--- GOAL ---
Pick every line with "groupe" from the material below.

>> begin DATASET EXCERPTS

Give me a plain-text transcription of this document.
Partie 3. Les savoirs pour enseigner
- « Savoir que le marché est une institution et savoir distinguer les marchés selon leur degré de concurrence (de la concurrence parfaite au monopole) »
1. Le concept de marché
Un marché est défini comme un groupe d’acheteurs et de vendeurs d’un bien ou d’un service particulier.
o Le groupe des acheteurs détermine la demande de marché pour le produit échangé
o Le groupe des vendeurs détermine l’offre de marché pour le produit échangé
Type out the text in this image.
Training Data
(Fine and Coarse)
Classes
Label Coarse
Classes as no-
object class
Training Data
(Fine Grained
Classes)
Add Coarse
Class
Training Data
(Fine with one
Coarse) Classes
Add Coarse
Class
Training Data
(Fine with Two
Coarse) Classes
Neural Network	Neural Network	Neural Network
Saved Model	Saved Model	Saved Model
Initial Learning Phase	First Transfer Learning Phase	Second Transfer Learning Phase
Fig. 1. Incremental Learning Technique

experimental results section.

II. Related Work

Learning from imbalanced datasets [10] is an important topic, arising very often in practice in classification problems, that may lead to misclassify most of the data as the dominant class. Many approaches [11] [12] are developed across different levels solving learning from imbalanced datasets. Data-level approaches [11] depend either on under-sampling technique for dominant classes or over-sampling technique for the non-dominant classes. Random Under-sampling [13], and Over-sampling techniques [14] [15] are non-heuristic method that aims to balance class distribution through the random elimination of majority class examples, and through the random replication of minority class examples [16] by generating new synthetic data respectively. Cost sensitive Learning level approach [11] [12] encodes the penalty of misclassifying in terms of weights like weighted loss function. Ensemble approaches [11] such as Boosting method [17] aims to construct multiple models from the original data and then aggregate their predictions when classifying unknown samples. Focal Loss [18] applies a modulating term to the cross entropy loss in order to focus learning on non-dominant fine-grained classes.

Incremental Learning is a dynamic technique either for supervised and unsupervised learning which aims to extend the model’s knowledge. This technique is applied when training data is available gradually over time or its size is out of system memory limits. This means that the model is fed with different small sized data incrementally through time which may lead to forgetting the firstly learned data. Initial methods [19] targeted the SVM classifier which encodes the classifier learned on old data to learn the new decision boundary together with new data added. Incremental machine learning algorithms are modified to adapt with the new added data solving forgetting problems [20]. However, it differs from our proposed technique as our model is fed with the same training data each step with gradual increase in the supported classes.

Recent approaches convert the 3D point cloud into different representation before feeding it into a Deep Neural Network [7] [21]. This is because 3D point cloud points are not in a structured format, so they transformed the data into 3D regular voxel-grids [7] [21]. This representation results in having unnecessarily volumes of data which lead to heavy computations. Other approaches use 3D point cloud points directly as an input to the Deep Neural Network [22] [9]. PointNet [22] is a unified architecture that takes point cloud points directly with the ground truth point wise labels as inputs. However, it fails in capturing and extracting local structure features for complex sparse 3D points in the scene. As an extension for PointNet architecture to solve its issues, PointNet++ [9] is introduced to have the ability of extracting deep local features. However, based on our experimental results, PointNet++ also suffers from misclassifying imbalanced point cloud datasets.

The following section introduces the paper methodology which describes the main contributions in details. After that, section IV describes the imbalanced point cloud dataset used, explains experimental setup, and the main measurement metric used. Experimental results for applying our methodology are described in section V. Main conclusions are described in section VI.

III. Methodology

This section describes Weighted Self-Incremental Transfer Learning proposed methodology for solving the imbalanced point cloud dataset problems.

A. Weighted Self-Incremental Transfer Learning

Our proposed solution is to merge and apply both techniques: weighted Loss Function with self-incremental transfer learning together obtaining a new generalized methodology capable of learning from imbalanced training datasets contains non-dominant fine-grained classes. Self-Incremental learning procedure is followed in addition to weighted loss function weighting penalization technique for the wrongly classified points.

>> end DATASET EXCERPTS

--- WRITTEN ANSWER ---
Un marché est défini comme un groupe d’acheteurs et de vendeurs d’un bien ou d’un service particulier.
o Le groupe des acheteurs détermine la demande de marché pour le produit échangé
o Le groupe des vendeurs détermine l’offre de marché pour le produit échangé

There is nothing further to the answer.